§ **Goal**
Each record below must be returned exactly as shown.

§ **Material for this task**
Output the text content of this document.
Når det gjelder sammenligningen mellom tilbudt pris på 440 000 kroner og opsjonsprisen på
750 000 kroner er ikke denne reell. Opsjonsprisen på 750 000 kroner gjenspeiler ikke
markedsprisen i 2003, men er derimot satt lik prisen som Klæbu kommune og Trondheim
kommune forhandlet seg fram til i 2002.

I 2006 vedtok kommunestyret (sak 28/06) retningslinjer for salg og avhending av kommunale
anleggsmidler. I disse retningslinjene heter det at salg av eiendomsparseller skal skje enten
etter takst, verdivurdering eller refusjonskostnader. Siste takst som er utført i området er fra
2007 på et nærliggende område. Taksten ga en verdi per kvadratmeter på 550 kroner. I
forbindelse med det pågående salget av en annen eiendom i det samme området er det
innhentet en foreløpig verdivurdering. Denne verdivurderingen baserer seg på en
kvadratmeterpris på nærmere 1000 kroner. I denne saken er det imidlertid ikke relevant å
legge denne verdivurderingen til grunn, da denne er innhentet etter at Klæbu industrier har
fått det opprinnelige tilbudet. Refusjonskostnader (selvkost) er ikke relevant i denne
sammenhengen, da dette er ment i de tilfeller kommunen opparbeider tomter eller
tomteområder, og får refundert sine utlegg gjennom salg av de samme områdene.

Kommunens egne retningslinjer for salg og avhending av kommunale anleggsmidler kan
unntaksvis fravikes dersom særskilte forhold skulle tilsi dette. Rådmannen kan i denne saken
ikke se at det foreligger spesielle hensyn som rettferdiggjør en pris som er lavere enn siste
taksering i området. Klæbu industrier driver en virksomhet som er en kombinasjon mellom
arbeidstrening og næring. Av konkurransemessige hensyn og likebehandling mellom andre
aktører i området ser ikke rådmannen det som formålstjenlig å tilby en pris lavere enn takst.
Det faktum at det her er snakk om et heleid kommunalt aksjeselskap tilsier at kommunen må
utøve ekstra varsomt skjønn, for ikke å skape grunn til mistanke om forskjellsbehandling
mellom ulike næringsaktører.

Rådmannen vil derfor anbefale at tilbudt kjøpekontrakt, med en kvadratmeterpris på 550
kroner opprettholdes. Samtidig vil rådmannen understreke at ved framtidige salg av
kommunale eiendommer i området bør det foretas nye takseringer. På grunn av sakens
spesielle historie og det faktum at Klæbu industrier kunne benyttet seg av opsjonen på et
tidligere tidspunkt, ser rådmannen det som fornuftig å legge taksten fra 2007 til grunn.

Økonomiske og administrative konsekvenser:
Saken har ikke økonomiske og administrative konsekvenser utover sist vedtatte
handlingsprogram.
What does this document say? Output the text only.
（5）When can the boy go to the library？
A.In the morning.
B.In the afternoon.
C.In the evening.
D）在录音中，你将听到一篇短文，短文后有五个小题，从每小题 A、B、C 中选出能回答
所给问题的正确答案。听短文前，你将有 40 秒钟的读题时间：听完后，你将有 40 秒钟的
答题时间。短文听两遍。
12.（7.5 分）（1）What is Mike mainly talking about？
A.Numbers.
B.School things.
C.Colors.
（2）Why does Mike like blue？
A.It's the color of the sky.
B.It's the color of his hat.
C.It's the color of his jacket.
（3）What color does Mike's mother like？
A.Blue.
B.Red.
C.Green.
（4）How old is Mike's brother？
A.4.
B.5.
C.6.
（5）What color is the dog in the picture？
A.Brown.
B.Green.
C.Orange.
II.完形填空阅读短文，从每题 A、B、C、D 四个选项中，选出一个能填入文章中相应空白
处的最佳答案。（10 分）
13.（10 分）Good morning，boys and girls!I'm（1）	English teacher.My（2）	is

§ **Result**
Output the text content of this document.
Når det gjelder sammenligningen mellom tilbudt pris på 440 000 kroner og opsjonsprisen på
750 000 kroner er ikke denne reell. Opsjonsprisen på 750 000 kroner gjenspeiler ikke
markedsprisen i 2003, men er derimot satt lik prisen som Klæbu kommune og Trondheim
kommune forhandlet seg fram til i 2002.

I 2006 vedtok kommunestyret (sak 28/06) retningslinjer for salg og avhending av kommunale
anleggsmidler. I disse retningslinjene heter det at salg av eiendomsparseller skal skje enten
etter takst, verdivurdering eller refusjonskostnader. Siste takst som er utført i området er fra
2007 på et nærliggende område. Taksten ga en verdi per kvadratmeter på 550 kroner. I
forbindelse med det pågående salget av en annen eiendom i det samme området er det
innhentet en foreløpig verdivurdering. Denne verdivurderingen baserer seg på en
kvadratmeterpris på nærmere 1000 kroner. I denne saken er det imidlertid ikke relevant å
legge denne verdivurderingen til grunn, da denne er innhentet etter at Klæbu industrier har
fått det opprinnelige tilbudet. Refusjonskostnader (selvkost) er ikke relevant i denne
sammenhengen, da dette er ment i de tilfeller kommunen opparbeider tomter eller
tomteområder, og får refundert sine utlegg gjennom salg av de samme områdene.

Kommunens egne retningslinjer for salg og avhending av kommunale anleggsmidler kan
unntaksvis fravikes dersom særskilte forhold skulle tilsi dette. Rådmannen kan i denne saken
ikke se at det foreligger spesielle hensyn som rettferdiggjør en pris som er lavere enn siste
taksering i området. Klæbu industrier driver en virksomhet som er en kombinasjon mellom
arbeidstrening og næring. Av konkurransemessige hensyn og likebehandling mellom andre
aktører i området ser ikke rådmannen det som formålstjenlig å tilby en pris lavere enn takst.
Det faktum at det her er snakk om et heleid kommunalt aksjeselskap tilsier at kommunen må
utøve ekstra varsomt skjønn, for ikke å skape grunn til mistanke om forskjellsbehandling
mellom ulike næringsaktører.

Rådmannen vil derfor anbefale at tilbudt kjøpekontrakt, med en kvadratmeterpris på 550
kroner opprettholdes. Samtidig vil rådmannen understreke at ved framtidige salg av
kommunale eiendommer i området bør det foretas nye takseringer. På grunn av sakens
spesielle historie og det faktum at Klæbu industrier kunne benyttet seg av opsjonen på et
tidligere tidspunkt, ser rådmannen det som fornuftig å legge taksten fra 2007 til grunn.

Økonomiske og administrative konsekvenser:
Saken har ikke økonomiske og administrative konsekvenser utover sist vedtatte
handlingsprogram.
What does this document say? Output the text only.
（5）When can the boy go to the library？
A.In the morning.
B.In the afternoon.
C.In the evening.
D）在录音中，你将听到一篇短文，短文后有五个小题，从每小题 A、B、C 中选出能回答
所给问题的正确答案。听短文前，你将有 40 秒钟的读题时间：听完后，你将有 40 秒钟的
答题时间。短文听两遍。
12.（7.5 分）（1）What is Mike mainly talking about？
A.Numbers.
B.School things.
C.Colors.
（2）Why does Mike like blue？
A.It's the color of the sky.
B.It's the color of his hat.
C.It's the color of his jacket.
（3）What color does Mike's mother like？
A.Blue.
B.Red.
C.Green.
（4）How old is Mike's brother？
A.4.
B.5.
C.6.
（5）What color is the dog in the picture？
A.Brown.
B.Green.
C.Orange.
II.完形填空阅读短文，从每题 A、B、C、D 四个选项中，选出一个能填入文章中相应空白
处的最佳答案。（10 分）
13.（10 分）Good morning，boys and girls!I'm（1）	English teacher.My（2）	is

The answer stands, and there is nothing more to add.